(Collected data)
——

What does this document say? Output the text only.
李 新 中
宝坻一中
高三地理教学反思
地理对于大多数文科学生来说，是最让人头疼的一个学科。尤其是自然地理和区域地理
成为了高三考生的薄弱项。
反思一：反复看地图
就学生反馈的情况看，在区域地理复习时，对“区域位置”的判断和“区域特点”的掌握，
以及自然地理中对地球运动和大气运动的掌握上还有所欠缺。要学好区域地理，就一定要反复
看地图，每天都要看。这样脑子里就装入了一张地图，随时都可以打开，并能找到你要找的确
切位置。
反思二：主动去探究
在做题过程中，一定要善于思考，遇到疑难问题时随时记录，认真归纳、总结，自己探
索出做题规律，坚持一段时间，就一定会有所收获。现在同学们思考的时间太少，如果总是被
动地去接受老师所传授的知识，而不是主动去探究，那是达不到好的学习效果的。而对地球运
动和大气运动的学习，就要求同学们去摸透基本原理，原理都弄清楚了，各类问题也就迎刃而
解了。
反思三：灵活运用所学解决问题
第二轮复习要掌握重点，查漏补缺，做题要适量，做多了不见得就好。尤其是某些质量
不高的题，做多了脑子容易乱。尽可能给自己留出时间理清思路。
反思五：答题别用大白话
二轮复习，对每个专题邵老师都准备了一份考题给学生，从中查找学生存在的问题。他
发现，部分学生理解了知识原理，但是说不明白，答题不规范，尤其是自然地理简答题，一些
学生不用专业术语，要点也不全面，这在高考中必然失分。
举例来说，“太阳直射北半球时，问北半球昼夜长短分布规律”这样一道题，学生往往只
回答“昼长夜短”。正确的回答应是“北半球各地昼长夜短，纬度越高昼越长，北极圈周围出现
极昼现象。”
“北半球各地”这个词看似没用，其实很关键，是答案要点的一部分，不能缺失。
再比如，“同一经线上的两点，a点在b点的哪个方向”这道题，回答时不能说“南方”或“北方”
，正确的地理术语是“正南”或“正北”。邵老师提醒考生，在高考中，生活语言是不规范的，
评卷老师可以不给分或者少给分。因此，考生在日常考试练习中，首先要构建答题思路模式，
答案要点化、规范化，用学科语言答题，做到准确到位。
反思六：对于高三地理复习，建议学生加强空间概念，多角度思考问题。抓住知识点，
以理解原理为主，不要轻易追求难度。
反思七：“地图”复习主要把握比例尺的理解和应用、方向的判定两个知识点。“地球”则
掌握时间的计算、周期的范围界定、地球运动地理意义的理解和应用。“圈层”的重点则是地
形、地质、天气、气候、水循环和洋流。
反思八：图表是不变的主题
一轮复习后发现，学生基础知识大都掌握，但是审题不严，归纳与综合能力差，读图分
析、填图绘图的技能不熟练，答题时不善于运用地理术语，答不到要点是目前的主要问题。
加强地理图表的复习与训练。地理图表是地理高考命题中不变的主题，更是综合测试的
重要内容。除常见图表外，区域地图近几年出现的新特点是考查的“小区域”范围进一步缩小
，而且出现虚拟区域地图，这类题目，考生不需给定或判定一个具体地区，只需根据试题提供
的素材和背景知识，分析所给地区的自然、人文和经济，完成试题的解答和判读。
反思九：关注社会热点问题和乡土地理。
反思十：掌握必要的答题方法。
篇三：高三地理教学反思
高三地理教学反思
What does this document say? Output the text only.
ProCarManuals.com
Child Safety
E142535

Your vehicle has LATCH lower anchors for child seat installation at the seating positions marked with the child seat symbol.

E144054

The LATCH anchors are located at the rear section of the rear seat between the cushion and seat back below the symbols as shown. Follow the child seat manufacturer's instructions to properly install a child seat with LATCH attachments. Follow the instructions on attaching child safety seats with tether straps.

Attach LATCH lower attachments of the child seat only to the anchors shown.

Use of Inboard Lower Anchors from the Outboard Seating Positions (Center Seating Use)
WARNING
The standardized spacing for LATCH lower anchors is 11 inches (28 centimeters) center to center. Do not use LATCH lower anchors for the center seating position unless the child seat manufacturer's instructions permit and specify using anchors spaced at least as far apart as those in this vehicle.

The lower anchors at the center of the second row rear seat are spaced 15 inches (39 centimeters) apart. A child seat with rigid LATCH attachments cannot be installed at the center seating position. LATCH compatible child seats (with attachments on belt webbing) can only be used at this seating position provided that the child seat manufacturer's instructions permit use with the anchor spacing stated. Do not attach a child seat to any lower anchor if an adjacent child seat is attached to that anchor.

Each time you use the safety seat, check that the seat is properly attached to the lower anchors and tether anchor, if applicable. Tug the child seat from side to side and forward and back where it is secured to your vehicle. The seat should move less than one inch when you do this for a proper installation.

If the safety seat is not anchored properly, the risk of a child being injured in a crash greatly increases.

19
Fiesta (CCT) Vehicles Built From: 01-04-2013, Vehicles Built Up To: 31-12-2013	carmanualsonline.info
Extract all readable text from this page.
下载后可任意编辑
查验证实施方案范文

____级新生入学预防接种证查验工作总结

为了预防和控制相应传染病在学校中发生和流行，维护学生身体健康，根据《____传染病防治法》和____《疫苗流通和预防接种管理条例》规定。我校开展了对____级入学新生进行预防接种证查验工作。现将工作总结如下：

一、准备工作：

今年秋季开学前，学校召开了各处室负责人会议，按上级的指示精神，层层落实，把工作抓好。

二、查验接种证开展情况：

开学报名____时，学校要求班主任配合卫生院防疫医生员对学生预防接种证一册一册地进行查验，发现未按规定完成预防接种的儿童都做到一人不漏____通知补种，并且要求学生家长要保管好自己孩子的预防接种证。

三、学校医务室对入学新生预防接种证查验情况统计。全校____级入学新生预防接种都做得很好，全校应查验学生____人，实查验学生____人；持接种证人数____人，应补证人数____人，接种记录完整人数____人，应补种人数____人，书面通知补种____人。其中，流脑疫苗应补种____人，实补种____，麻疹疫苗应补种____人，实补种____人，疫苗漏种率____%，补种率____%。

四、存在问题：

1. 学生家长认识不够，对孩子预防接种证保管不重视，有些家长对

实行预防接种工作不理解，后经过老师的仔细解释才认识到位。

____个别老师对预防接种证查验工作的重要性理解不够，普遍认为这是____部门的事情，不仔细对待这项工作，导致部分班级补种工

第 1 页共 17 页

——

=== Exercise directions ===
Reproduce, exactly and with nothing added, the lines from the one that includes "Extract all readable text from this page." through the last line of the material.

=== Output for this task ===
Extract all readable text from this page.
下载后可任意编辑
查验证实施方案范文

____级新生入学预防接种证查验工作总结

为了预防和控制相应传染病在学校中发生和流行，维护学生身体健康，根据《____传染病防治法》和____《疫苗流通和预防接种管理条例》规定。我校开展了对____级入学新生进行预防接种证查验工作。现将工作总结如下：

一、准备工作：

今年秋季开学前，学校召开了各处室负责人会议，按上级的指示精神，层层落实，把工作抓好。

二、查验接种证开展情况：

开学报名____时，学校要求班主任配合卫生院防疫医生员对学生预防接种证一册一册地进行查验，发现未按规定完成预防接种的儿童都做到一人不漏____通知补种，并且要求学生家长要保管好自己孩子的预防接种证。

三、学校医务室对入学新生预防接种证查验情况统计。全校____级入学新生预防接种都做得很好，全校应查验学生____人，实查验学生____人；持接种证人数____人，应补证人数____人，接种记录完整人数____人，应补种人数____人，书面通知补种____人。其中，流脑疫苗应补种____人，实补种____，麻疹疫苗应补种____人，实补种____人，疫苗漏种率____%，补种率____%。

四、存在问题：

1. 学生家长认识不够，对孩子预防接种证保管不重视，有些家长对

实行预防接种工作不理解，后经过老师的仔细解释才认识到位。

____个别老师对预防接种证查验工作的重要性理解不够，普遍认为这是____部门的事情，不仔细对待这项工作，导致部分班级补种工

第 1 页共 17 页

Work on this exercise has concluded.